Records to use:
╔══
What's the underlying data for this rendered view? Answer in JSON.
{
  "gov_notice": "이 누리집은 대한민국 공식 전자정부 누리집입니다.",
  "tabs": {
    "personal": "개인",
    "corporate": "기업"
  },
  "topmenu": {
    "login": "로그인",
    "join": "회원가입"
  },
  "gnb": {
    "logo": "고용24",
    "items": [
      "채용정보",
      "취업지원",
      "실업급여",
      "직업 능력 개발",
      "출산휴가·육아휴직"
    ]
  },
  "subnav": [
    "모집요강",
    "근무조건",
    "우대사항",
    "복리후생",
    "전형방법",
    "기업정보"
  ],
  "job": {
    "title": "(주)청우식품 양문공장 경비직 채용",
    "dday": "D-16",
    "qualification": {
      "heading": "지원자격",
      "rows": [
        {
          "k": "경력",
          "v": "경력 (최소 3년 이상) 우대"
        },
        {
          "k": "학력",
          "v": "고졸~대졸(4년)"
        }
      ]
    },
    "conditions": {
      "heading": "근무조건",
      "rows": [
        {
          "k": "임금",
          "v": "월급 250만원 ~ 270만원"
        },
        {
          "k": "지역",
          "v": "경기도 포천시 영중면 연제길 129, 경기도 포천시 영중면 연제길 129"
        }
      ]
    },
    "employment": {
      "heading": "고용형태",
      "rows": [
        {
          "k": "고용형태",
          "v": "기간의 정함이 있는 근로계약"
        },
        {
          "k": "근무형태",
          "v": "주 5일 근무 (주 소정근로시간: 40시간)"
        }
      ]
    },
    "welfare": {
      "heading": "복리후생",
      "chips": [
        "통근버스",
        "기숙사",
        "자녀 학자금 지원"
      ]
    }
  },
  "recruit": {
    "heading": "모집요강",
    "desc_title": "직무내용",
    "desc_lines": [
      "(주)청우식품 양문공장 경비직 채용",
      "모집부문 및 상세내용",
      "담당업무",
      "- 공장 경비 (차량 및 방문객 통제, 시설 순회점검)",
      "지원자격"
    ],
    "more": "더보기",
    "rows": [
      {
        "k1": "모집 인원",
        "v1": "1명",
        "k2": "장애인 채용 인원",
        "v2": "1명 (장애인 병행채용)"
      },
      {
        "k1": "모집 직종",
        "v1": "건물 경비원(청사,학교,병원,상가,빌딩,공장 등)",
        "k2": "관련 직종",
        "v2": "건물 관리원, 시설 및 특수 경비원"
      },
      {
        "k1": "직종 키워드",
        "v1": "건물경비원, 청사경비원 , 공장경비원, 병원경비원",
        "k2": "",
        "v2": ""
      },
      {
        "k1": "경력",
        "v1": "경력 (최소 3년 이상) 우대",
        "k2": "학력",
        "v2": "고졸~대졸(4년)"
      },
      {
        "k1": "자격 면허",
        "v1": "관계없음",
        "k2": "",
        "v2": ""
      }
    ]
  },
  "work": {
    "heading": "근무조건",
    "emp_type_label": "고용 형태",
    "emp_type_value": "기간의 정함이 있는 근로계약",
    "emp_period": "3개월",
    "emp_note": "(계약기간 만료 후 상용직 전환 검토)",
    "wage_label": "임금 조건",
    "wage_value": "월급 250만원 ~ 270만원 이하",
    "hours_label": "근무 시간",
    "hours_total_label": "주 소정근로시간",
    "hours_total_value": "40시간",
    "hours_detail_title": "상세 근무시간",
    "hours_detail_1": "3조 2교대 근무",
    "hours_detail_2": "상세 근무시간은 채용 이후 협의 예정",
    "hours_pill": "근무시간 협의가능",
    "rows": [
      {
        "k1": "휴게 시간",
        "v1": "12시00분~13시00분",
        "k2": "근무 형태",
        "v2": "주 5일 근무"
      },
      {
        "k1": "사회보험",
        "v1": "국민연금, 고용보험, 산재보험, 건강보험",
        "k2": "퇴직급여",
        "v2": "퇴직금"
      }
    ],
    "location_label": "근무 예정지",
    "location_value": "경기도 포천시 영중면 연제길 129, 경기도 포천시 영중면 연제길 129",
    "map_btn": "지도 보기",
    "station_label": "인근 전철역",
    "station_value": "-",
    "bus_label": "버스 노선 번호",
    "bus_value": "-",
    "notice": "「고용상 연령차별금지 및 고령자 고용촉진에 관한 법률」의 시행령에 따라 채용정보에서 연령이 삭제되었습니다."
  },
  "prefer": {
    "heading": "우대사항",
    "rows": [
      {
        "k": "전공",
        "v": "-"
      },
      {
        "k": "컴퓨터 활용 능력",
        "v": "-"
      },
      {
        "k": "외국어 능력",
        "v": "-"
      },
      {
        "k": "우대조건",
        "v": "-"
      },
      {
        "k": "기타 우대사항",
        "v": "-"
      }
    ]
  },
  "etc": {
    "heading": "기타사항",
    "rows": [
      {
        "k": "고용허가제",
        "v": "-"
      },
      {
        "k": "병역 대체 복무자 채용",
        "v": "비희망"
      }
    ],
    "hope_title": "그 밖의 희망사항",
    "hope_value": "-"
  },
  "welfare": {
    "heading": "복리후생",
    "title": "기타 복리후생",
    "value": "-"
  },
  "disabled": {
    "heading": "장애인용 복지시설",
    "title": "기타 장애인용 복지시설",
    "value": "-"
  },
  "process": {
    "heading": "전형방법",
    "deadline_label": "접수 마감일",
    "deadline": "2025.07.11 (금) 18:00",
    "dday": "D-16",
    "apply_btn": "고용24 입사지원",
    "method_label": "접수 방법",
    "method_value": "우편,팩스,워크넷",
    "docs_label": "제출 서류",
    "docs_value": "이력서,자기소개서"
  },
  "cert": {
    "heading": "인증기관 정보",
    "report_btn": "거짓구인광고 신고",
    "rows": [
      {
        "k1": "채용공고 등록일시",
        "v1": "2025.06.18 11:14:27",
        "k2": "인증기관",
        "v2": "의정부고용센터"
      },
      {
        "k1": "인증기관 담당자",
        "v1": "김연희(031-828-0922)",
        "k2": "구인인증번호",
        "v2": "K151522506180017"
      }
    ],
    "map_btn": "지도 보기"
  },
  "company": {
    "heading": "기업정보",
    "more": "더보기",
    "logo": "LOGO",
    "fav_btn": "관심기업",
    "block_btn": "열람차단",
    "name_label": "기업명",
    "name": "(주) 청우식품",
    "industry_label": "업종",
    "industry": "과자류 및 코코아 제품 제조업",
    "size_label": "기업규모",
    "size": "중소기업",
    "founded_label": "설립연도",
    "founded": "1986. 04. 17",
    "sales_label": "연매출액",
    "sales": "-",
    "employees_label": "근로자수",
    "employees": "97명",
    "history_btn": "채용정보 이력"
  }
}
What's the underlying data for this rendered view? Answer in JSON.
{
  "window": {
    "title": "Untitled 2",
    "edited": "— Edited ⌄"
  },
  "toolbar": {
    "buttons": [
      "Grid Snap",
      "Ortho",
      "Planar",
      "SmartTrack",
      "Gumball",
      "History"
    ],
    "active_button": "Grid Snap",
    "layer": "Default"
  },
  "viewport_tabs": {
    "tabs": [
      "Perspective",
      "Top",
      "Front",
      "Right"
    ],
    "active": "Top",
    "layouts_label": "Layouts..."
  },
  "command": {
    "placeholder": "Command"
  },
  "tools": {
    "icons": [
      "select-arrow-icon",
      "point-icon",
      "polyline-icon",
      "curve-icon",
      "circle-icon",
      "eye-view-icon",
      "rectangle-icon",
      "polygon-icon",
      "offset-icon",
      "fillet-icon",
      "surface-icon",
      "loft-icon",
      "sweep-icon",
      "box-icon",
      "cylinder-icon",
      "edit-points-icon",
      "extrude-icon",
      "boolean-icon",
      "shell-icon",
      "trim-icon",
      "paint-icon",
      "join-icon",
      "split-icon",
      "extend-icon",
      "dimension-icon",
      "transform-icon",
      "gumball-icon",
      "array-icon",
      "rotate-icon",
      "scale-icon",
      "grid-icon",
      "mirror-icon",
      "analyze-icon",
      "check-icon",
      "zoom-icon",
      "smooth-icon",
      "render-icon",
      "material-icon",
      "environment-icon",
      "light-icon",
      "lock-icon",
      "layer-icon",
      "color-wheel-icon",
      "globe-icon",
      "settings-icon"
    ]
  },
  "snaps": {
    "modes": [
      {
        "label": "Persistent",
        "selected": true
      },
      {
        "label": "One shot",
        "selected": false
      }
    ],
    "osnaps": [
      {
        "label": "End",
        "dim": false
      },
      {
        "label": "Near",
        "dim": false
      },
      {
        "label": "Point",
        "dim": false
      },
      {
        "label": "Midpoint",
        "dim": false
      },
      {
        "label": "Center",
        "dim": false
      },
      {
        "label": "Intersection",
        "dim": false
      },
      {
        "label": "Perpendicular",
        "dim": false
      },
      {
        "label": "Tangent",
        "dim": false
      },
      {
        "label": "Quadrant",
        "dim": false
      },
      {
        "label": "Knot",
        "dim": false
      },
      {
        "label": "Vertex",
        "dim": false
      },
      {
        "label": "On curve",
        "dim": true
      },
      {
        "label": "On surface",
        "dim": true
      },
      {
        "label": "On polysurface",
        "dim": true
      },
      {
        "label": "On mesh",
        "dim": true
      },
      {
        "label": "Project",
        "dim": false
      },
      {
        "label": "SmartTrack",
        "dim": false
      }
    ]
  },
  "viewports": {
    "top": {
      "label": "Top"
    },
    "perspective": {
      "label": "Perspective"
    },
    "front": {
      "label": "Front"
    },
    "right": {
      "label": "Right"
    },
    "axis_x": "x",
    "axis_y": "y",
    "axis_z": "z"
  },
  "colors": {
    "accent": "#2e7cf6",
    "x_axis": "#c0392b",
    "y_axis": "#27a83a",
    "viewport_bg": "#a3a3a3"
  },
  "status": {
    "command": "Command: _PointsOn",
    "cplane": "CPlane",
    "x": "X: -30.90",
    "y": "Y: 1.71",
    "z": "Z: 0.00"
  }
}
╚══
Your instructions:
Copy out each line in the listing that has the word "장애인용".

Task result:
    "heading": "장애인용 복지시설",
    "title": "기타 장애인용 복지시설",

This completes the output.